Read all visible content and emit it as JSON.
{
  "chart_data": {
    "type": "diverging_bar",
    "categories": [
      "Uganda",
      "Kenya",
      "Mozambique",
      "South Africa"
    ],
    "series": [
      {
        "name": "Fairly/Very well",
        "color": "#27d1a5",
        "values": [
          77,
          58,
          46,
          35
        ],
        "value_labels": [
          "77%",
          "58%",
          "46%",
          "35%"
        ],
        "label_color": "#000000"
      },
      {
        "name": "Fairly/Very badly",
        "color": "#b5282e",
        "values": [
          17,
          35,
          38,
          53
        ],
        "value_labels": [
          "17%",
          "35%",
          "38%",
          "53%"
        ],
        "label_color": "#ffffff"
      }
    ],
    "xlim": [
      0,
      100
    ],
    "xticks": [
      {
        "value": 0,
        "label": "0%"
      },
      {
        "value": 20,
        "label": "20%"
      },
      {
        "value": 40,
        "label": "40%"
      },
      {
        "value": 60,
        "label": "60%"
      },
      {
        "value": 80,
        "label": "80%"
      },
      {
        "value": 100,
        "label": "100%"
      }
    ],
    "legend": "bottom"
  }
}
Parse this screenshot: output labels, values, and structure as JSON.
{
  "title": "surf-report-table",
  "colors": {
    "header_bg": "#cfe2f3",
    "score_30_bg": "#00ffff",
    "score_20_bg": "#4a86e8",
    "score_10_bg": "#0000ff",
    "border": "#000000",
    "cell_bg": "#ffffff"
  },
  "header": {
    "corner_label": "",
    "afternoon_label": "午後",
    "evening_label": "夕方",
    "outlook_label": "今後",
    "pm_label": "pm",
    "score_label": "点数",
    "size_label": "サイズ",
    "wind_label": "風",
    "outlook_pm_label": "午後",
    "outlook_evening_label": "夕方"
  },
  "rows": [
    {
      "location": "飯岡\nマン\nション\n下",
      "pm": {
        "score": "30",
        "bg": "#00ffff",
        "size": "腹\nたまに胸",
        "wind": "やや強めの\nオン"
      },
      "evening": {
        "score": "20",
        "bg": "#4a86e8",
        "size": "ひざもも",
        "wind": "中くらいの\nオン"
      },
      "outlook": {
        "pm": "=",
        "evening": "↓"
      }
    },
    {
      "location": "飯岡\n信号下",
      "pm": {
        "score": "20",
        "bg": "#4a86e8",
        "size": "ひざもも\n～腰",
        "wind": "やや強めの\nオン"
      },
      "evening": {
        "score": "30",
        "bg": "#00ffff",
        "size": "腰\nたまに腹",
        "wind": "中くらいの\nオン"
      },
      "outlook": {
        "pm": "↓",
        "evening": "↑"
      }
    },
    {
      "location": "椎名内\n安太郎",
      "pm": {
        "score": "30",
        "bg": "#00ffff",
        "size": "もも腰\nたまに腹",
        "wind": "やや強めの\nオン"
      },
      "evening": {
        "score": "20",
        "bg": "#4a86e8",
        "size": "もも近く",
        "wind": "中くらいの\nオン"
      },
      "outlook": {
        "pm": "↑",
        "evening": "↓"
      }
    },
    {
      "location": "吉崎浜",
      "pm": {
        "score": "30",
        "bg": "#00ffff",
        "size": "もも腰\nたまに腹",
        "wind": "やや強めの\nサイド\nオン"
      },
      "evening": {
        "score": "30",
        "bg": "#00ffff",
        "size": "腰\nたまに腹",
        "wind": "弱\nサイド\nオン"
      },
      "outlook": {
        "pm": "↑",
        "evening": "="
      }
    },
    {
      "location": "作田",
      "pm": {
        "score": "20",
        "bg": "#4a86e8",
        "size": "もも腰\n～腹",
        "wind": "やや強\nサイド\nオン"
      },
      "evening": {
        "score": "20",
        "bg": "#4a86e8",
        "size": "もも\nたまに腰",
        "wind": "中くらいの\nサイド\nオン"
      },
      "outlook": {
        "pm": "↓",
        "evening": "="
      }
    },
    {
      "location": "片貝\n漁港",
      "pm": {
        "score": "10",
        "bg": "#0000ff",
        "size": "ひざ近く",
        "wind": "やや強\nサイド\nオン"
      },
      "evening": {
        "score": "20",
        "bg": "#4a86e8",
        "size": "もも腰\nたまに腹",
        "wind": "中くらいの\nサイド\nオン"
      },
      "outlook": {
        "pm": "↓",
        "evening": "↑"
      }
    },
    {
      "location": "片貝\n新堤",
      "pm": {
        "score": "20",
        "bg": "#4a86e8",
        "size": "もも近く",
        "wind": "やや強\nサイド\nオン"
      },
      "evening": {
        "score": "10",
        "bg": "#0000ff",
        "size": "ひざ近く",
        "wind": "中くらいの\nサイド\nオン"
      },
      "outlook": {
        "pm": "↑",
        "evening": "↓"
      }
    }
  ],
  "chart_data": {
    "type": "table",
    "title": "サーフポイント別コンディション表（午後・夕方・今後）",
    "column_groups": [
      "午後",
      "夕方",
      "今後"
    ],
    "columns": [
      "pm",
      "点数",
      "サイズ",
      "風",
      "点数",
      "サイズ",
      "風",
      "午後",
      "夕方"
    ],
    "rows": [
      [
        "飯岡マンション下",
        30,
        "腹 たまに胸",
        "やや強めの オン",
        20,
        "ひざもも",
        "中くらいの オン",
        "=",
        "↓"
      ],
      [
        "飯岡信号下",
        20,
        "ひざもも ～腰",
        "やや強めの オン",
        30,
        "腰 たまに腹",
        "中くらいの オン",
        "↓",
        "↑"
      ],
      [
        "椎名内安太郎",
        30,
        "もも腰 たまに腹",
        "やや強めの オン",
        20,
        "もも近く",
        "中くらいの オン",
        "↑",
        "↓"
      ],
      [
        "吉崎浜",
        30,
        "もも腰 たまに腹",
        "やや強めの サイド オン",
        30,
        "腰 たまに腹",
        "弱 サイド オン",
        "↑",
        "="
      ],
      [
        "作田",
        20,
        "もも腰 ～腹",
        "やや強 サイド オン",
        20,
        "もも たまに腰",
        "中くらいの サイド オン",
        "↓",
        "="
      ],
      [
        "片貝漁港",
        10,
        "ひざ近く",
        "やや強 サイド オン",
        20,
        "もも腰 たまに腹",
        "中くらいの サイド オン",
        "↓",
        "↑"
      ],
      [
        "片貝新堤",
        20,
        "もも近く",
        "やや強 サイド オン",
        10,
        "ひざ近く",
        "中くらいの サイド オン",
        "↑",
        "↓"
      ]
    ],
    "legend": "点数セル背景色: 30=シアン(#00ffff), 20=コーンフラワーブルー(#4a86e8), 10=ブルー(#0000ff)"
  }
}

Set exercise ::
Using the listing above, gather each line that holds the string "title" and copy it.

Solution ::
  "title": "surf-report-table",
    "title": "サーフポイント別コンディション表（午後・夕方・今後）",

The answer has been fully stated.